◆ GIVEN INSTRUCTION ◆
Without the pictures, copy all the entries below exactly.
____ LISTED ENTRIES
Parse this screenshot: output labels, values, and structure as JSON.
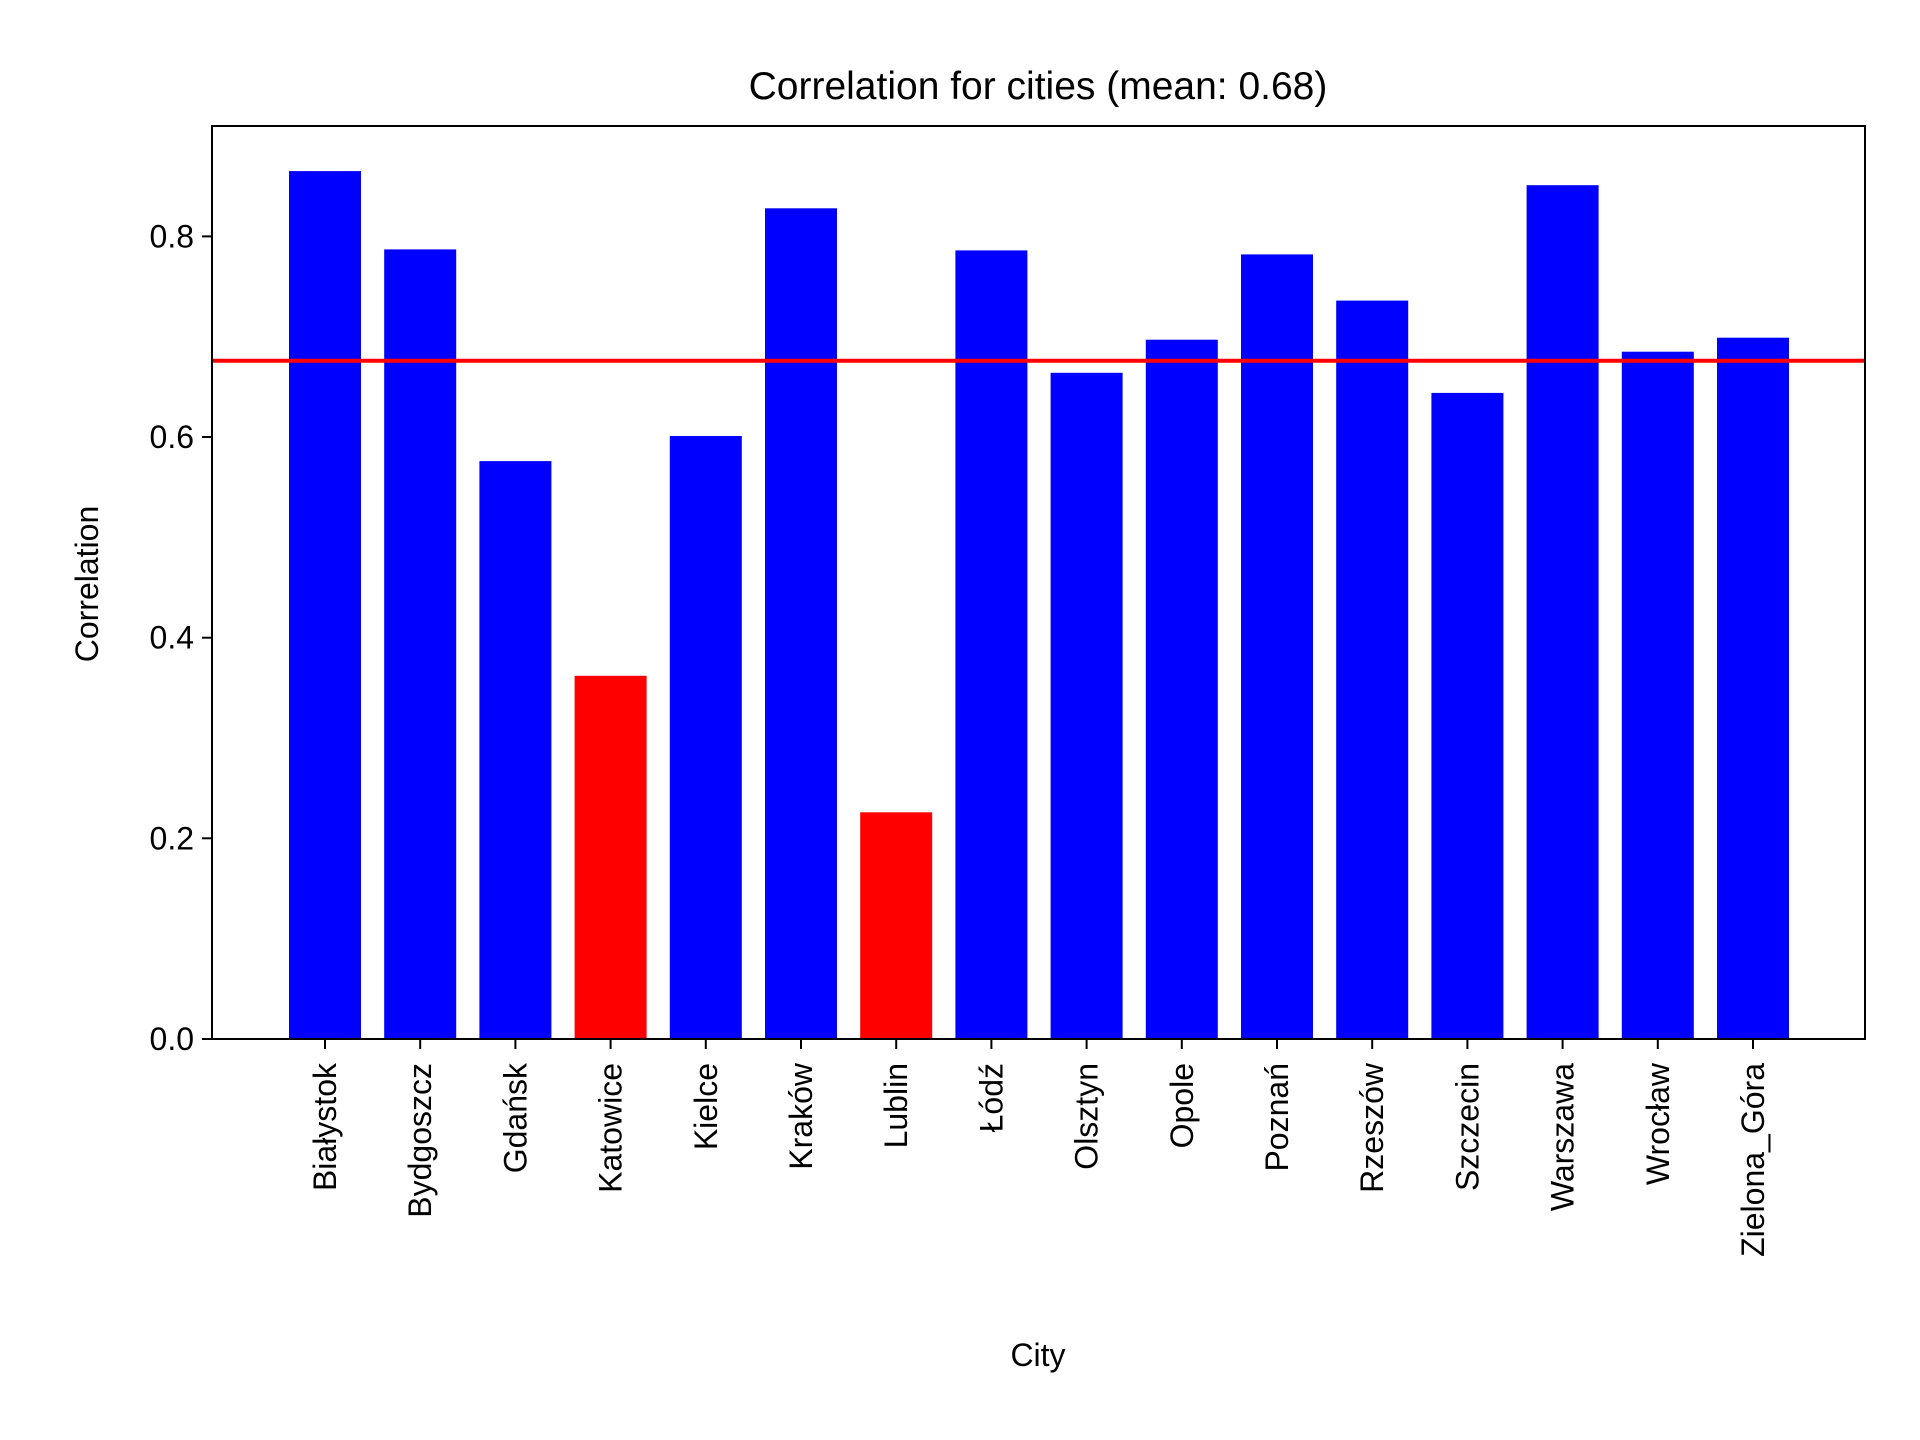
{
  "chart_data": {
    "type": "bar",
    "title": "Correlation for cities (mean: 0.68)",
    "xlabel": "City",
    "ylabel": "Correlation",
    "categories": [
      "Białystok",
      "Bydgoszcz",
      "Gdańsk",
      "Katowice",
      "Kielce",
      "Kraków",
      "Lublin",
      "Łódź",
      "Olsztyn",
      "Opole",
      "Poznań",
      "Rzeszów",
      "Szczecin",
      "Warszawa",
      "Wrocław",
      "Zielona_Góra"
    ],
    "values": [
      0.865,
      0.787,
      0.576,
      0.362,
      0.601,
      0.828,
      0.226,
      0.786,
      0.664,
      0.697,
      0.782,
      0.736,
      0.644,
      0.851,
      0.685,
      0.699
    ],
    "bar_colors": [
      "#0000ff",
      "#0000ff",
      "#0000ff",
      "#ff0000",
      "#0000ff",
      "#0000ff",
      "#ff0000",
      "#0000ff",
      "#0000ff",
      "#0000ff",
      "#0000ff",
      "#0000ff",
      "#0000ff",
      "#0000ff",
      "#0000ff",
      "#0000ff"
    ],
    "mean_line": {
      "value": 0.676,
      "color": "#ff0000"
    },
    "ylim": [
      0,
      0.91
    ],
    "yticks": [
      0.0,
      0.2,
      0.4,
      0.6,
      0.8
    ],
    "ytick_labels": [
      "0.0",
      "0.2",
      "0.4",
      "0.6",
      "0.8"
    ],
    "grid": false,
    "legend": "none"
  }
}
________
◆ ANSWER IN FULL ◆
Parse this screenshot: output labels, values, and structure as JSON.
{
  "chart_data": {
    "type": "bar",
    "title": "Correlation for cities (mean: 0.68)",
    "xlabel": "City",
    "ylabel": "Correlation",
    "categories": [
      "Białystok",
      "Bydgoszcz",
      "Gdańsk",
      "Katowice",
      "Kielce",
      "Kraków",
      "Lublin",
      "Łódź",
      "Olsztyn",
      "Opole",
      "Poznań",
      "Rzeszów",
      "Szczecin",
      "Warszawa",
      "Wrocław",
      "Zielona_Góra"
    ],
    "values": [
      0.865,
      0.787,
      0.576,
      0.362,
      0.601,
      0.828,
      0.226,
      0.786,
      0.664,
      0.697,
      0.782,
      0.736,
      0.644,
      0.851,
      0.685,
      0.699
    ],
    "bar_colors": [
      "#0000ff",
      "#0000ff",
      "#0000ff",
      "#ff0000",
      "#0000ff",
      "#0000ff",
      "#ff0000",
      "#0000ff",
      "#0000ff",
      "#0000ff",
      "#0000ff",
      "#0000ff",
      "#0000ff",
      "#0000ff",
      "#0000ff",
      "#0000ff"
    ],
    "mean_line": {
      "value": 0.676,
      "color": "#ff0000"
    },
    "ylim": [
      0,
      0.91
    ],
    "yticks": [
      0.0,
      0.2,
      0.4,
      0.6,
      0.8
    ],
    "ytick_labels": [
      "0.0",
      "0.2",
      "0.4",
      "0.6",
      "0.8"
    ],
    "grid": false,
    "legend": "none"
  }
}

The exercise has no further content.